Dataset entries on figures:
====

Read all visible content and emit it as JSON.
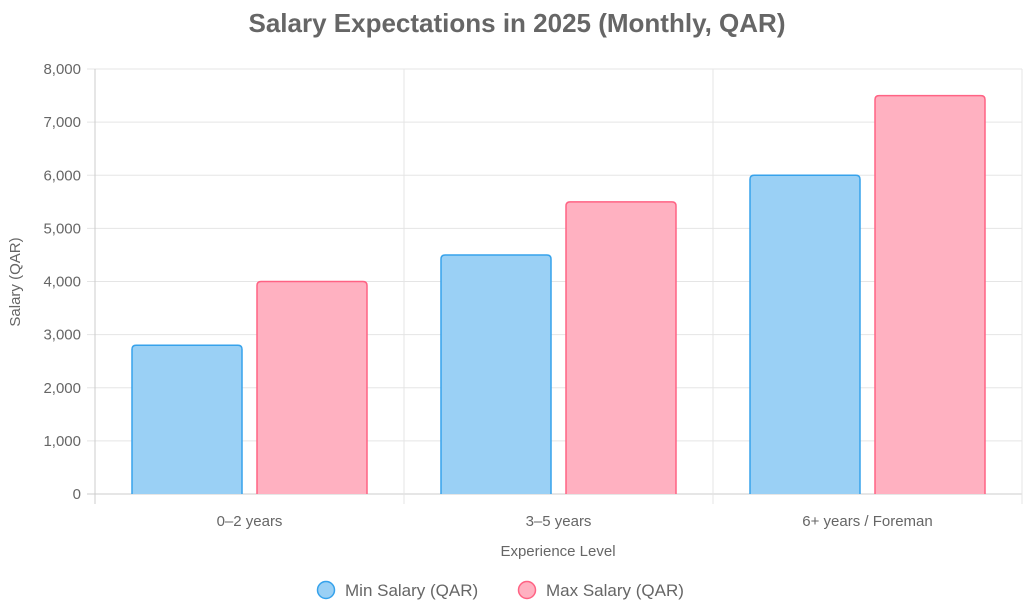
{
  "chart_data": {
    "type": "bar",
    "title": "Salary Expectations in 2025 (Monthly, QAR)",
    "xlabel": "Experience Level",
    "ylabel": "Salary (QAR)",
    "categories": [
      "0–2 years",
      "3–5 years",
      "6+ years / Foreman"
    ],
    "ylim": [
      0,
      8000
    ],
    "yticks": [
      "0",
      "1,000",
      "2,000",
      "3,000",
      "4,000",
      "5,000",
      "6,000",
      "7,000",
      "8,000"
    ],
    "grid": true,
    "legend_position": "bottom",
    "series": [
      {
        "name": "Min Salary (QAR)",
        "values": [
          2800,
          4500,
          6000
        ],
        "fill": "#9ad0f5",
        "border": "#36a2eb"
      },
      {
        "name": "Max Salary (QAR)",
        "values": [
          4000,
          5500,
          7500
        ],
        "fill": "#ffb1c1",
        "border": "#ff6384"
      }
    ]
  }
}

====

_Exercise instructions:_ Omit pictures; set down the rest of the material word for word.

_Right answer:_
Read all visible content and emit it as JSON.
{
  "chart_data": {
    "type": "bar",
    "title": "Salary Expectations in 2025 (Monthly, QAR)",
    "xlabel": "Experience Level",
    "ylabel": "Salary (QAR)",
    "categories": [
      "0–2 years",
      "3–5 years",
      "6+ years / Foreman"
    ],
    "ylim": [
      0,
      8000
    ],
    "yticks": [
      "0",
      "1,000",
      "2,000",
      "3,000",
      "4,000",
      "5,000",
      "6,000",
      "7,000",
      "8,000"
    ],
    "grid": true,
    "legend_position": "bottom",
    "series": [
      {
        "name": "Min Salary (QAR)",
        "values": [
          2800,
          4500,
          6000
        ],
        "fill": "#9ad0f5",
        "border": "#36a2eb"
      },
      {
        "name": "Max Salary (QAR)",
        "values": [
          4000,
          5500,
          7500
        ],
        "fill": "#ffb1c1",
        "border": "#ff6384"
      }
    ]
  }
}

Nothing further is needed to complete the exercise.